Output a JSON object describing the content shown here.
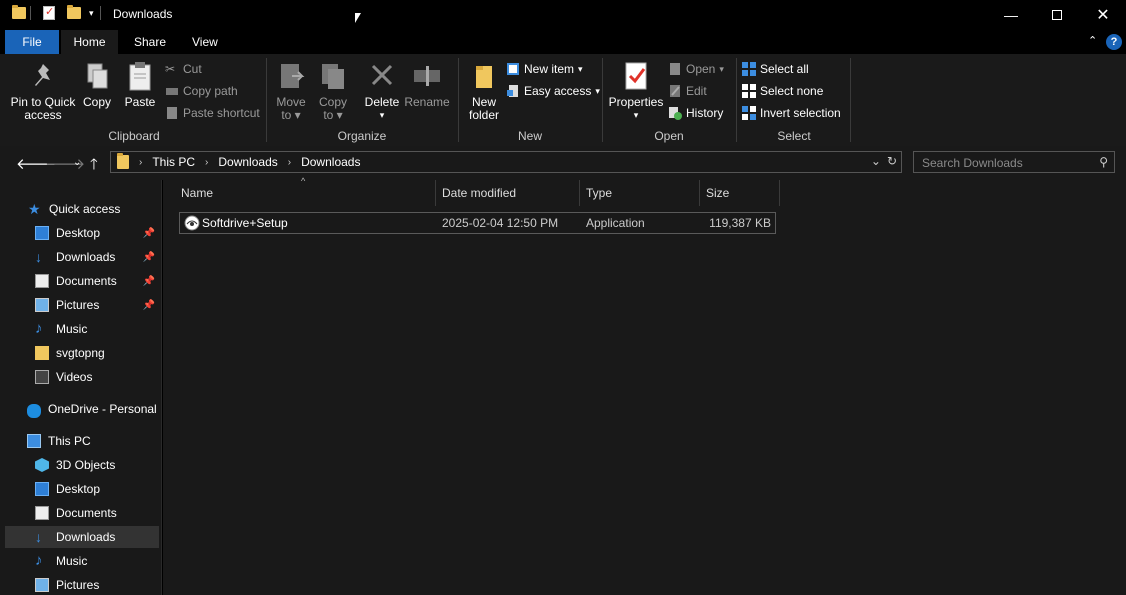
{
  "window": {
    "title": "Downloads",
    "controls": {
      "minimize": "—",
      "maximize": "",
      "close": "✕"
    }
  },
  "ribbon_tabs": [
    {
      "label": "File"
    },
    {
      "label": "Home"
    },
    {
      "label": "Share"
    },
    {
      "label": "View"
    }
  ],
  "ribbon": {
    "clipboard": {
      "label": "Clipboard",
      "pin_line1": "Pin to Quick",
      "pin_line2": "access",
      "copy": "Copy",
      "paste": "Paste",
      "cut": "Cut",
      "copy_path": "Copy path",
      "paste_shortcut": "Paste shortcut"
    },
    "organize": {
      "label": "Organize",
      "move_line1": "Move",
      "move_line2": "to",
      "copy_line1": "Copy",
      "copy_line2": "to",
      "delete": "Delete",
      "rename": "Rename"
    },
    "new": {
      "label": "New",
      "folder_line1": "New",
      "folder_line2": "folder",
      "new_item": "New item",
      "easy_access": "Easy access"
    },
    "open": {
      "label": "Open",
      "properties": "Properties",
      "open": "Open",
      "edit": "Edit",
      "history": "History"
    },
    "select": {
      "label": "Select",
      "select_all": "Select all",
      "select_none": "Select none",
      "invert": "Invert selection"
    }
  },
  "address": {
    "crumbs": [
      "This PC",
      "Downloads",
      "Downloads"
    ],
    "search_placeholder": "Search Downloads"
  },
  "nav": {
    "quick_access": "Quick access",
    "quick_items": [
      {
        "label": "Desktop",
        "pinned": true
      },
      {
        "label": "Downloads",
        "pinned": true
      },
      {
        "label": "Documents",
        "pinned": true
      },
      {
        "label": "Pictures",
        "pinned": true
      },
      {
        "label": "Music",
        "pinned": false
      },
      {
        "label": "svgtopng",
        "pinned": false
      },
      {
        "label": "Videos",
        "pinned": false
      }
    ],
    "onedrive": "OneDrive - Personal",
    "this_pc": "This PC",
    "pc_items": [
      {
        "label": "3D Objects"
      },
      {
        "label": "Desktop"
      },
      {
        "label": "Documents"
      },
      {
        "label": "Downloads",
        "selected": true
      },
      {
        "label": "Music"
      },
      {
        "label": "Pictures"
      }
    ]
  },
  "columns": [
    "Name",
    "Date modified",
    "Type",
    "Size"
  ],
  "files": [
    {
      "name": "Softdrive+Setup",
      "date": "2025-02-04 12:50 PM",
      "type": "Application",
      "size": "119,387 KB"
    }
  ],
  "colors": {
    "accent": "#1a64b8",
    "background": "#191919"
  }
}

++++++++

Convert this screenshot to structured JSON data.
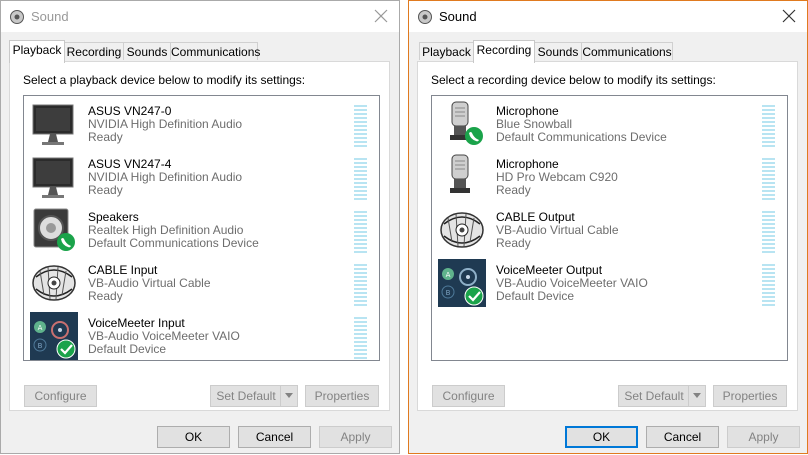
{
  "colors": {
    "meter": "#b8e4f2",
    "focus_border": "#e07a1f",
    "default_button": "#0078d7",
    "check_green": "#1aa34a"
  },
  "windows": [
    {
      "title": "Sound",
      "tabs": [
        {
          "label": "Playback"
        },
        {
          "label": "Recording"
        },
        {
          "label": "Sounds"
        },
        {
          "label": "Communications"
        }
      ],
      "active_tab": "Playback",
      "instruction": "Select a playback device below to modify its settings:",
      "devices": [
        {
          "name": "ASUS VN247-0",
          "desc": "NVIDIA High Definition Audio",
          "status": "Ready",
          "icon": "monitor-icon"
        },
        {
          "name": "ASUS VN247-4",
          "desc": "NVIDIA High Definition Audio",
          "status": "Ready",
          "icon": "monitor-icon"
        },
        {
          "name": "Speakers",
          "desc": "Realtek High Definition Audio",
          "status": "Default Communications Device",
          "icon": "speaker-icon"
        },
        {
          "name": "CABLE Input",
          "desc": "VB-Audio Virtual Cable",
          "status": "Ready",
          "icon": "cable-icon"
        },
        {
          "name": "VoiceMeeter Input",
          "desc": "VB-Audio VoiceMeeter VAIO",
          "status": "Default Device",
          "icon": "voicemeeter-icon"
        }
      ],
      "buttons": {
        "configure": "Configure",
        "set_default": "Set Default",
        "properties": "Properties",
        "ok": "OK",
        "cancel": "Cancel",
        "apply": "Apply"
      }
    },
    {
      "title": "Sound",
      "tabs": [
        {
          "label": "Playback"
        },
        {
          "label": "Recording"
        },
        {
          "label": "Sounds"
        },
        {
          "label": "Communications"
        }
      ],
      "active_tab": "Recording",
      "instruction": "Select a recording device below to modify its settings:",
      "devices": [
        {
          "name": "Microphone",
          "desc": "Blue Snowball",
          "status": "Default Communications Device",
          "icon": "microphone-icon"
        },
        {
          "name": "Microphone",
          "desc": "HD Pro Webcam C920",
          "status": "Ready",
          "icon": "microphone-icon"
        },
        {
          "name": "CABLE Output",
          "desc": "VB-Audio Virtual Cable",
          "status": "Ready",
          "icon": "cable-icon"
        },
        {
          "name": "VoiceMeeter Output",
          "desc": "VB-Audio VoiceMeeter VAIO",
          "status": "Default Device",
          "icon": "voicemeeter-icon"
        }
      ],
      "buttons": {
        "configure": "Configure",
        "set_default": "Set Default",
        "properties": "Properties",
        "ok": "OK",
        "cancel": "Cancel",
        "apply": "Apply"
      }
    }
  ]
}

++++++++

Take each line of the material that contains the word "Input" and list it.

          "name": "CABLE Input",
          "name": "VoiceMeeter Input",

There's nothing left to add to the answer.